## BEGIN
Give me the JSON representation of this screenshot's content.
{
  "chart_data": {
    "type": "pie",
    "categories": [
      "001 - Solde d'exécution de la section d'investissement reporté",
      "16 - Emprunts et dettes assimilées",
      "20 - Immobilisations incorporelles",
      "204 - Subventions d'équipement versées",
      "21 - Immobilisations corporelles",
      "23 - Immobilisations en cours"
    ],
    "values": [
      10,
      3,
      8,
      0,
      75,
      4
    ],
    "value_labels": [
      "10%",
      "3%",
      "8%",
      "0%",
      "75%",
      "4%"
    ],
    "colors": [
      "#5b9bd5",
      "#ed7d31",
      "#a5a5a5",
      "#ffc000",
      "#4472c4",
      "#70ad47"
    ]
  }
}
## END
**What is being asked**
Copy all data exactly, start to finish.

**Written reply**
Give me the JSON representation of this screenshot's content.
{
  "chart_data": {
    "type": "pie",
    "categories": [
      "001 - Solde d'exécution de la section d'investissement reporté",
      "16 - Emprunts et dettes assimilées",
      "20 - Immobilisations incorporelles",
      "204 - Subventions d'équipement versées",
      "21 - Immobilisations corporelles",
      "23 - Immobilisations en cours"
    ],
    "values": [
      10,
      3,
      8,
      0,
      75,
      4
    ],
    "value_labels": [
      "10%",
      "3%",
      "8%",
      "0%",
      "75%",
      "4%"
    ],
    "colors": [
      "#5b9bd5",
      "#ed7d31",
      "#a5a5a5",
      "#ffc000",
      "#4472c4",
      "#70ad47"
    ]
  }
}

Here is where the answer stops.